--- Begin ---

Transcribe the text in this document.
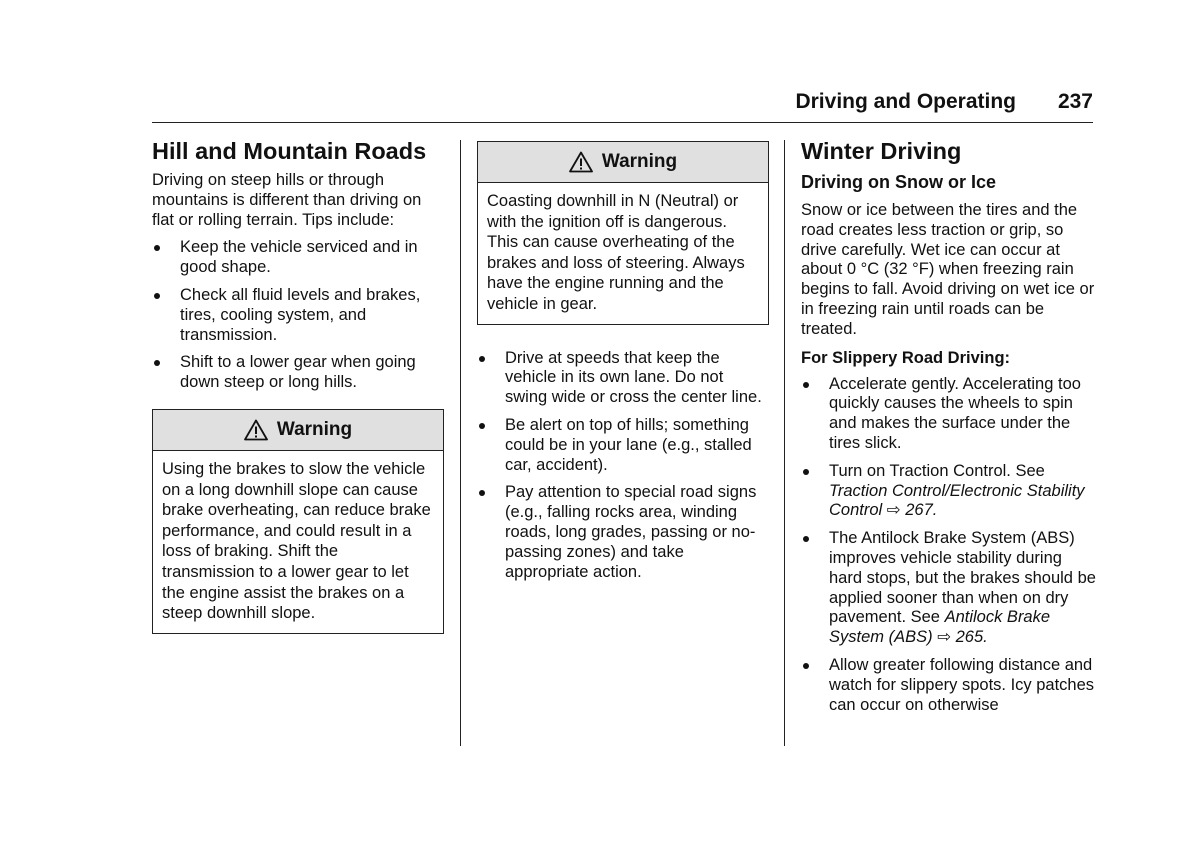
Driving and Operating 237
Hill and Mountain Roads

Driving on steep hills or through mountains is different than driving on flat or rolling terrain. Tips include:

Keep the vehicle serviced and in good shape.
Check all fluid levels and brakes, tires, cooling system, and transmission.
Shift to a lower gear when going down steep or long hills.
Warning
Using the brakes to slow the vehicle on a long downhill slope can cause brake overheating, can reduce brake performance, and could result in a loss of braking. Shift the transmission to a lower gear to let the engine assist the brakes on a steep downhill slope.
Warning
Coasting downhill in N (Neutral) or with the ignition off is dangerous. This can cause overheating of the brakes and loss of steering. Always have the engine running and the vehicle in gear.
Drive at speeds that keep the vehicle in its own lane. Do not swing wide or cross the center line.
Be alert on top of hills; something could be in your lane (e.g., stalled car, accident).
Pay attention to special road signs (e.g., falling rocks area, winding roads, long grades, passing or no-passing zones) and take appropriate action.
Winter Driving
Driving on Snow or Ice

Snow or ice between the tires and the road creates less traction or grip, so drive carefully. Wet ice can occur at about 0 °C (32 °F) when freezing rain begins to fall. Avoid driving on wet ice or in freezing rain until roads can be treated.

For Slippery Road Driving:
Accelerate gently. Accelerating too quickly causes the wheels to spin and makes the surface under the tires slick.
Turn on Traction Control. See Traction Control/Electronic Stability Control ⇨ 267.
The Antilock Brake System (ABS) improves vehicle stability during hard stops, but the brakes should be applied sooner than when on dry pavement. See Antilock Brake System (ABS) ⇨ 265.
Allow greater following distance and watch for slippery spots. Icy patches can occur on otherwise
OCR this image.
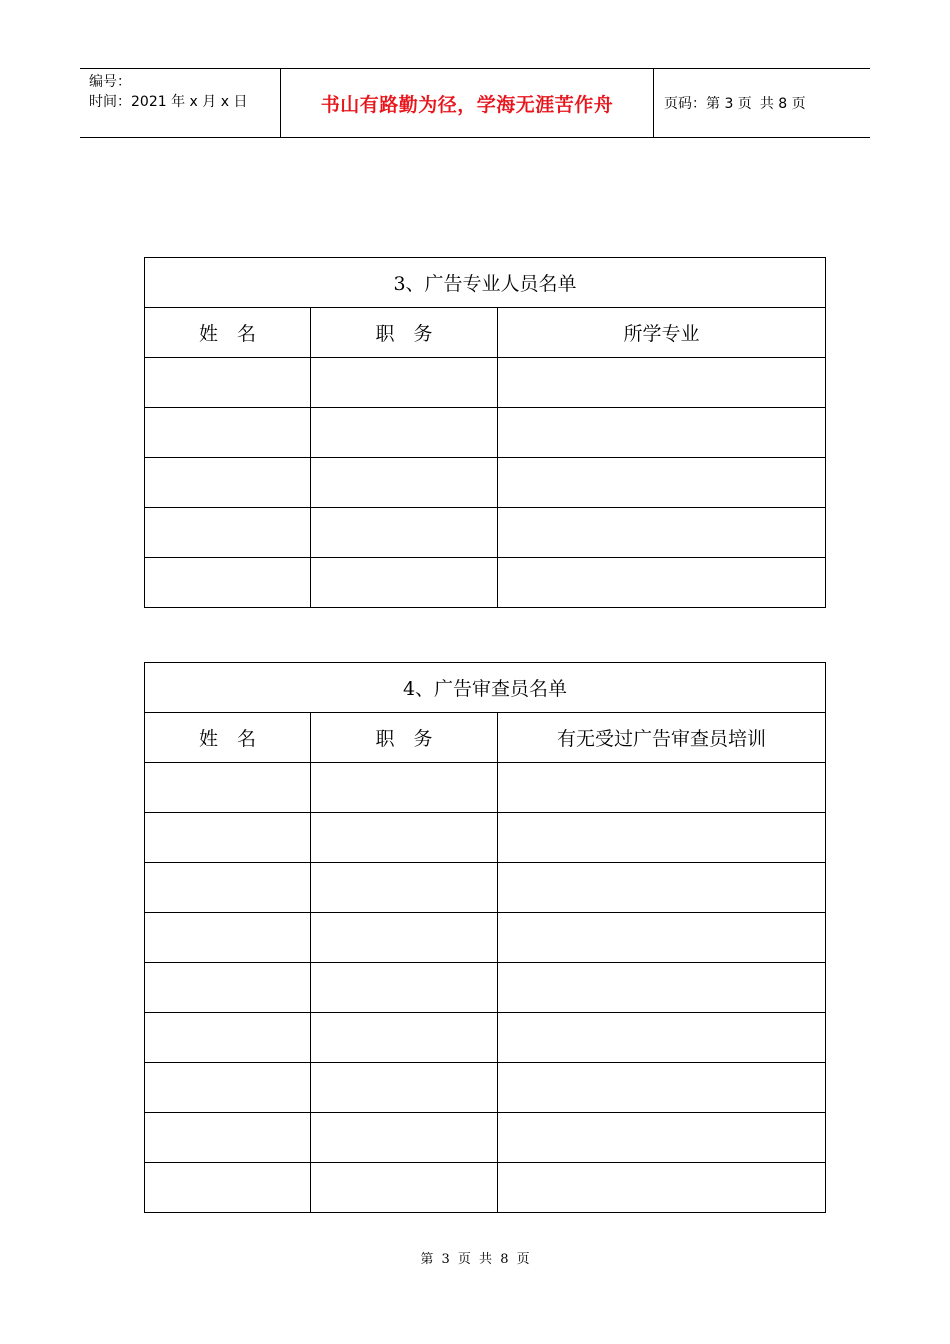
编号：
时间：2021 年 x 月 x 日	书山有路勤为径，学海无涯苦作舟	页码：第 3 页 共 8 页
3、广告专业人员名单		
姓　名	职　务	所学专业

4、广告审查员名单		
姓　名	职　务	有无受过广告审查员培训

第 3 页 共 8 页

--- End ---

__What is being asked__. In the records above, find the line with "OCR this image." and copy from it through the last line exactly, without the pictures.

__Written response__.
OCR this image.
编号：
时间：2021 年 x 月 x 日	书山有路勤为径，学海无涯苦作舟	页码：第 3 页 共 8 页
3、广告专业人员名单		
姓　名	职　务	所学专业

4、广告审查员名单		
姓　名	职　务	有无受过广告审查员培训

第 3 页 共 8 页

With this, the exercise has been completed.